**Request:** Spot every line with the word "filtered" and return it.

**Records:**
=-=-=-=-=

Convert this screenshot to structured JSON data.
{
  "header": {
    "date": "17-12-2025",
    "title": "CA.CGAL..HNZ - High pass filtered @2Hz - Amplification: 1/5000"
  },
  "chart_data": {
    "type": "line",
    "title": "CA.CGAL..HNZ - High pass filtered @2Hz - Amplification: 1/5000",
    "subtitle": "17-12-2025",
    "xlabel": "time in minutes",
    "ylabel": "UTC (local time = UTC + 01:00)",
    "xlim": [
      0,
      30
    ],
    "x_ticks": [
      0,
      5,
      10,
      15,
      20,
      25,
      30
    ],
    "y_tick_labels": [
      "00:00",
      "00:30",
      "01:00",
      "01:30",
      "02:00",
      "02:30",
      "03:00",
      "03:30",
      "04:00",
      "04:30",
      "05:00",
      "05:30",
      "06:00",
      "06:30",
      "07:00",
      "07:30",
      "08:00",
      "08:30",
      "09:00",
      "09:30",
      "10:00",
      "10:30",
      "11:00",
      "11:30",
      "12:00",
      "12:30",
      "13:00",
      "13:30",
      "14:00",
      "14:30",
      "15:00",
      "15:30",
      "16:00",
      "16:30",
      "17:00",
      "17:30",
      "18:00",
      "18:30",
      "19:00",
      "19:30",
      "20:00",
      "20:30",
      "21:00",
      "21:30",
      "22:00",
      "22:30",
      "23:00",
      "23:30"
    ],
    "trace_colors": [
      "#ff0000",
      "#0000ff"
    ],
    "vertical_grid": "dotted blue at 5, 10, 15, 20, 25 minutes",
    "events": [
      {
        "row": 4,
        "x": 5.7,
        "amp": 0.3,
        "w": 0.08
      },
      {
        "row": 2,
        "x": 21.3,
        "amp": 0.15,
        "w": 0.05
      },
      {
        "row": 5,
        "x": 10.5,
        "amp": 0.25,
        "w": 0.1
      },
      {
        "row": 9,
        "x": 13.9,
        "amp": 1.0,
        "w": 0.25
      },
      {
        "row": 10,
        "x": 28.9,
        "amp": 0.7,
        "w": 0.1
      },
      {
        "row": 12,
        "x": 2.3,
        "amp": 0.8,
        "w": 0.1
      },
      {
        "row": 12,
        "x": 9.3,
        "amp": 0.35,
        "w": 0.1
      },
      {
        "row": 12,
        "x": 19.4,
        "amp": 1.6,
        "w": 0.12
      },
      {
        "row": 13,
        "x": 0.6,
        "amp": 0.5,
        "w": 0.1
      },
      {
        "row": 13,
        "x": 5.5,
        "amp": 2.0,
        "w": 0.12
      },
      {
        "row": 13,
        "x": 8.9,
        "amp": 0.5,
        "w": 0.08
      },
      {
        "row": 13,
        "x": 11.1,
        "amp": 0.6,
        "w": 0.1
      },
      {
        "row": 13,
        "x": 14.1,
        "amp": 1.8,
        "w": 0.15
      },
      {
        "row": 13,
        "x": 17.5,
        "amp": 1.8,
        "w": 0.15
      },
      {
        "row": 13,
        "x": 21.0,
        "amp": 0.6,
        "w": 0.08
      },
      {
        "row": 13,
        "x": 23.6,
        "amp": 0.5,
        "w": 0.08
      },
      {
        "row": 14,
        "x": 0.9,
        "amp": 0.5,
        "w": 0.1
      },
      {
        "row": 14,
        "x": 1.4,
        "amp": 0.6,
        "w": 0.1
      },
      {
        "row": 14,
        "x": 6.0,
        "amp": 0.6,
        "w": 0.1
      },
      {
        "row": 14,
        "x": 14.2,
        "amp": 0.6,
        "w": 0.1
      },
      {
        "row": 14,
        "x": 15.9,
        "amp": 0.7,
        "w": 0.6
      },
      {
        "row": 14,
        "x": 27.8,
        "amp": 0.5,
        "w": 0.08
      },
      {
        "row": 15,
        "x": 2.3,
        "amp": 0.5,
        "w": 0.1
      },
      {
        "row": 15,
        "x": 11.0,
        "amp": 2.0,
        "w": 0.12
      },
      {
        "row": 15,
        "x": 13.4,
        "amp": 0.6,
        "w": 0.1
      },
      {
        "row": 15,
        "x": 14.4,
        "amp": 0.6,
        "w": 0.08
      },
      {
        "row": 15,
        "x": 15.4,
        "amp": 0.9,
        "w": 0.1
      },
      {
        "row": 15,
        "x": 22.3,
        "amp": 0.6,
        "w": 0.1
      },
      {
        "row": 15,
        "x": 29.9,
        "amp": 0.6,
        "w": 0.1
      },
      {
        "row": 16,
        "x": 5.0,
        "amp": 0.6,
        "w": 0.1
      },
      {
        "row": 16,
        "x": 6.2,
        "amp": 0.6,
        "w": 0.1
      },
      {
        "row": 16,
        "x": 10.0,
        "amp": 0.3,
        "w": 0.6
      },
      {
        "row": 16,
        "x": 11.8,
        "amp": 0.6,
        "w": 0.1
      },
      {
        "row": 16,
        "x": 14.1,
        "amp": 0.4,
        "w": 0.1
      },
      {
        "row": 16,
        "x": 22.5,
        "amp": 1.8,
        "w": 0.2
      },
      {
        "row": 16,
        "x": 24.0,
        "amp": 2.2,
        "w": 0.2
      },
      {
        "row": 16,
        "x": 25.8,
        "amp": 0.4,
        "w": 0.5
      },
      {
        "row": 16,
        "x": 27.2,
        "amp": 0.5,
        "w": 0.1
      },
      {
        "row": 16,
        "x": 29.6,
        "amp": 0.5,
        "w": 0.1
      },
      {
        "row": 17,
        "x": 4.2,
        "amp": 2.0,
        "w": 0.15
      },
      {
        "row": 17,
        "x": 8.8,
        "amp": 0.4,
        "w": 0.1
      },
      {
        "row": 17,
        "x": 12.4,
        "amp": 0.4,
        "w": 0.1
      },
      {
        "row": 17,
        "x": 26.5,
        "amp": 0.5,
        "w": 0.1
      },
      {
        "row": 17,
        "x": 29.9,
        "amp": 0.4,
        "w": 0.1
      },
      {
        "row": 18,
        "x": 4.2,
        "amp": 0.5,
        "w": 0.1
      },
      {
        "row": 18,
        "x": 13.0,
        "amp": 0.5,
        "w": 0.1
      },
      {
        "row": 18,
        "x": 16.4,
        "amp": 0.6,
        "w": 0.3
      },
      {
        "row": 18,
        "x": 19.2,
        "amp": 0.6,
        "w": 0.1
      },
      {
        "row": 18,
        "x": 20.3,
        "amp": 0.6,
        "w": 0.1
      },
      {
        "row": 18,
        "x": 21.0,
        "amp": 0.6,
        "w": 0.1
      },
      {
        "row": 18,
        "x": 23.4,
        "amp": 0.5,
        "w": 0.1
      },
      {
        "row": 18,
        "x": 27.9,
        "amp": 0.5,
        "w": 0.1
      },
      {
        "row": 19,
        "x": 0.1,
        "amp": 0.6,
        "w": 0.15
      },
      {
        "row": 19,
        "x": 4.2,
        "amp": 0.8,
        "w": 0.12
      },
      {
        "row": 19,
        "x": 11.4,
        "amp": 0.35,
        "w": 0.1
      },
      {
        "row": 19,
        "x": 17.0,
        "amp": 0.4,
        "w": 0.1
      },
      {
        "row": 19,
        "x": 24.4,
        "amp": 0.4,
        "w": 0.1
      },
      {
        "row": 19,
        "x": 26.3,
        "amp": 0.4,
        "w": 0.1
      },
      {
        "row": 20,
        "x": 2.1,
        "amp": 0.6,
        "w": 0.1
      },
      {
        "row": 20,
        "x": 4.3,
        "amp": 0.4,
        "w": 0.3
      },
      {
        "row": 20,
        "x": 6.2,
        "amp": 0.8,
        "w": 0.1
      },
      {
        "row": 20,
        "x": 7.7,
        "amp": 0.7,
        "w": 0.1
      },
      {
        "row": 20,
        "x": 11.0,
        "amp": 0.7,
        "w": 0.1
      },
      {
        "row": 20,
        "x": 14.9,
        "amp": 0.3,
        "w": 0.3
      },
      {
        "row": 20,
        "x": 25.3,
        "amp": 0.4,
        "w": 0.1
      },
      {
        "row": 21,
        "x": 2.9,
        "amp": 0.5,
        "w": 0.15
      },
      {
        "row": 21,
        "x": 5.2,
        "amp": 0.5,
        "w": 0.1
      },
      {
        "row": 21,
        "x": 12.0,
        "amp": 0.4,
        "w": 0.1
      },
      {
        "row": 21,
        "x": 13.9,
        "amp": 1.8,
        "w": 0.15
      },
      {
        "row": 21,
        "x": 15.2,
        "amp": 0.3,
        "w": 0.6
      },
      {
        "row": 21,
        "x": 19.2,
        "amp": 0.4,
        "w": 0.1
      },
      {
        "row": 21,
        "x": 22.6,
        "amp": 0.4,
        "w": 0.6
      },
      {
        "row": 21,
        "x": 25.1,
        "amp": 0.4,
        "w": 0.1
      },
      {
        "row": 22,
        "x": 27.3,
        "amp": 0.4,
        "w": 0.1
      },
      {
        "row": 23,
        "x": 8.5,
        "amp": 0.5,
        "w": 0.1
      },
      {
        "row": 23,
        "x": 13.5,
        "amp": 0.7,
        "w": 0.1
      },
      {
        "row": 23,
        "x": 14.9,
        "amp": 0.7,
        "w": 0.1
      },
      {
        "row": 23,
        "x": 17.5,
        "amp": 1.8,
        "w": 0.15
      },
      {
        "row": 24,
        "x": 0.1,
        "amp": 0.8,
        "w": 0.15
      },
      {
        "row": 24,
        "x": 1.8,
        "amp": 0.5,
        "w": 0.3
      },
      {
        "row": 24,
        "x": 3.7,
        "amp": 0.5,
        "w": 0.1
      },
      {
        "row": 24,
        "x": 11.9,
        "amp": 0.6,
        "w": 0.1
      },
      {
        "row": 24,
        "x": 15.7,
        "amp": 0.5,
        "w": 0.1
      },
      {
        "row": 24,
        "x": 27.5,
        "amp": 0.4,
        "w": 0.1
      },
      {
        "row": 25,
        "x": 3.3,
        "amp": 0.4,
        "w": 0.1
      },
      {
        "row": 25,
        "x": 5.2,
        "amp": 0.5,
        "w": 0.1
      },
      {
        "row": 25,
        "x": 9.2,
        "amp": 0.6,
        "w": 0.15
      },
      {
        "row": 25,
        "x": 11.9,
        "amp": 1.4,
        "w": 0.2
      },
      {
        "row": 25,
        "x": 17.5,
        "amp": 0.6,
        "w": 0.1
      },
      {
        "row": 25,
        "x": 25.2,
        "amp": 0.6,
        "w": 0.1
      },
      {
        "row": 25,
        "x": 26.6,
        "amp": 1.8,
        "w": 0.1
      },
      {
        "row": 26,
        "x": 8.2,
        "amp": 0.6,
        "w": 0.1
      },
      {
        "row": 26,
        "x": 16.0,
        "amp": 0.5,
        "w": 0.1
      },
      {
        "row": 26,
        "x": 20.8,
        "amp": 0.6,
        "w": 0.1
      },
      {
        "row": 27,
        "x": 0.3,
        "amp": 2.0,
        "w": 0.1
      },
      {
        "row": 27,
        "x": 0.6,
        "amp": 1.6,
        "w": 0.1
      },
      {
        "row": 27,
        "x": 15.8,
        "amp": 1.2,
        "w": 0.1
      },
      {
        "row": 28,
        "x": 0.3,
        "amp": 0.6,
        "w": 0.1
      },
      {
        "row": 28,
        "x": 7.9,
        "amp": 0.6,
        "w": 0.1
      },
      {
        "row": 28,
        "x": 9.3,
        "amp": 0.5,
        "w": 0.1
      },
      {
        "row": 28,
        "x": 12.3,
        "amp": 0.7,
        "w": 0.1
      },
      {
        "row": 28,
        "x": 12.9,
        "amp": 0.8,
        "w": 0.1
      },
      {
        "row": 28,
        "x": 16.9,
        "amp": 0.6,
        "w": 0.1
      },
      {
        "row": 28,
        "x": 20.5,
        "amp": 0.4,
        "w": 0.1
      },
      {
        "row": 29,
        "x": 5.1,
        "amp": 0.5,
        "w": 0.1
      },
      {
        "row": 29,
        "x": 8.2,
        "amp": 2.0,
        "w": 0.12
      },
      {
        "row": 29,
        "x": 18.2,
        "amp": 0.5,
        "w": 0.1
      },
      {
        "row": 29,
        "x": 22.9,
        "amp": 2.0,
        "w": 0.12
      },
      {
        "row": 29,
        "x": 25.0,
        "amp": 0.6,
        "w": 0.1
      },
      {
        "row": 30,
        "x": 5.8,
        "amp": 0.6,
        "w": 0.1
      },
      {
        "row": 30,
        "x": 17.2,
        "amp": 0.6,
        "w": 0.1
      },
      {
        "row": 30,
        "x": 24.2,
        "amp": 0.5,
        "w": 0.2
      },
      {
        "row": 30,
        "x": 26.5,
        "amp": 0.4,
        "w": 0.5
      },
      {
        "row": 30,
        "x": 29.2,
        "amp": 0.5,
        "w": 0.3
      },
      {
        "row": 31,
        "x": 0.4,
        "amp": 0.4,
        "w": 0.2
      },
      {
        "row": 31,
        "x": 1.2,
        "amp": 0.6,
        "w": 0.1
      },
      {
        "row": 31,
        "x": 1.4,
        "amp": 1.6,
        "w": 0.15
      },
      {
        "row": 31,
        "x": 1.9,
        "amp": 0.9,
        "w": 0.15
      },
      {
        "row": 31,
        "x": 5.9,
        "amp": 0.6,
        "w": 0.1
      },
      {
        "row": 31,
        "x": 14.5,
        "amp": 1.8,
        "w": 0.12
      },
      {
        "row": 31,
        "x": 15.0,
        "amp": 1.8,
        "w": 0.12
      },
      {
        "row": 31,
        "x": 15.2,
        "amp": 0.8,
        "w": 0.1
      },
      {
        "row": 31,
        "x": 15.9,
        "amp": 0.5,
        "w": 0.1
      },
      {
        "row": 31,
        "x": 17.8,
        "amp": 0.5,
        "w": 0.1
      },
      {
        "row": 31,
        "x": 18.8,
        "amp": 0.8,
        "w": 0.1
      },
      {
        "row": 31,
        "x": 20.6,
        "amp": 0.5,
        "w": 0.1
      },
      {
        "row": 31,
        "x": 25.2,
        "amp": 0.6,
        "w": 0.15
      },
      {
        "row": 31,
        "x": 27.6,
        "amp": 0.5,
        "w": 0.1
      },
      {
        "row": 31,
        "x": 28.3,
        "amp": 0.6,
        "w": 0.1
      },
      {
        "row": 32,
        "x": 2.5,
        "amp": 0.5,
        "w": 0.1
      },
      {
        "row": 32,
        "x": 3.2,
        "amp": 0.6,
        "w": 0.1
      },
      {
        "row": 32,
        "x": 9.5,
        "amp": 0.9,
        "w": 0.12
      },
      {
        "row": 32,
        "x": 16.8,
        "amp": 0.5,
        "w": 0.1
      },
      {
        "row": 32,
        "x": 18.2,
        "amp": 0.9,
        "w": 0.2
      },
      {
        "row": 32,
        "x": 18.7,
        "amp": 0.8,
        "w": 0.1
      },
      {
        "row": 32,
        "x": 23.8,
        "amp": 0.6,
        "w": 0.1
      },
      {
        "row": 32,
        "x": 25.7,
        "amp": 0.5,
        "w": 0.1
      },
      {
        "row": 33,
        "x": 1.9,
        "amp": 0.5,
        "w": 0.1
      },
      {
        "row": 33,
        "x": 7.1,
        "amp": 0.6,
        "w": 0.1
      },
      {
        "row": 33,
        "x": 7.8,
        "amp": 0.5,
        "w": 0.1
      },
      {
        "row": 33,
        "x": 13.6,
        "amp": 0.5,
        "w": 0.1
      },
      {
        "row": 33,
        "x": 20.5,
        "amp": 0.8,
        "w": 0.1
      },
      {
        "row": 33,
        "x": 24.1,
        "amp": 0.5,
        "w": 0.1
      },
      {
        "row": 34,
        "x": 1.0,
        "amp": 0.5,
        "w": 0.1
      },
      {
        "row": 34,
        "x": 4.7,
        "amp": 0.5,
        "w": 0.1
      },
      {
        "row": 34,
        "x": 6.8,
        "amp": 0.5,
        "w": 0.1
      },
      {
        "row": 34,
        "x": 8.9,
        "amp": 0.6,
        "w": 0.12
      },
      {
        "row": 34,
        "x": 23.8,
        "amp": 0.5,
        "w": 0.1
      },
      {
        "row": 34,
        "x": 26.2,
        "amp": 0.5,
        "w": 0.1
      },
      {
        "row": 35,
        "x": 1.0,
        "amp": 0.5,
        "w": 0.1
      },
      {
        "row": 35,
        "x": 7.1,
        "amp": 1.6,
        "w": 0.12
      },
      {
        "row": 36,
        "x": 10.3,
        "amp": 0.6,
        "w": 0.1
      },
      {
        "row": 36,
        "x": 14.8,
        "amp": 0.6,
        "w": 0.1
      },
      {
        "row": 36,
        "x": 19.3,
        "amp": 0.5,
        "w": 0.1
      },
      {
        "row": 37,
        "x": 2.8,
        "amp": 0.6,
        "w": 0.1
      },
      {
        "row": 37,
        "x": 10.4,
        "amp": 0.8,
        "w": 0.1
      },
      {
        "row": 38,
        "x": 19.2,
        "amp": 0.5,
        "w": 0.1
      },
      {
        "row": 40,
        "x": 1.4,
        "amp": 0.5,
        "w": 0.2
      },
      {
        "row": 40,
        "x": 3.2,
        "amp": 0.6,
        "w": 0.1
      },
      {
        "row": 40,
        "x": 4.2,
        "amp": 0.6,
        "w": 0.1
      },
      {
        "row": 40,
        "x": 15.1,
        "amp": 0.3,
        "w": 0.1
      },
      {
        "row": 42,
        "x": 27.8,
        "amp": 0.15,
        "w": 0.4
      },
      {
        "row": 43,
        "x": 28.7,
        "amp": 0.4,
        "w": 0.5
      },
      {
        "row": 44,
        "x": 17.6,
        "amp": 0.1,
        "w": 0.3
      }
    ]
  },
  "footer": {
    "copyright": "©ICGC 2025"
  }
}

=-=-=-=-=

**Written answer:**
    "title": "CA.CGAL..HNZ - High pass filtered @2Hz - Amplification: 1/5000"
    "title": "CA.CGAL..HNZ - High pass filtered @2Hz - Amplification: 1/5000",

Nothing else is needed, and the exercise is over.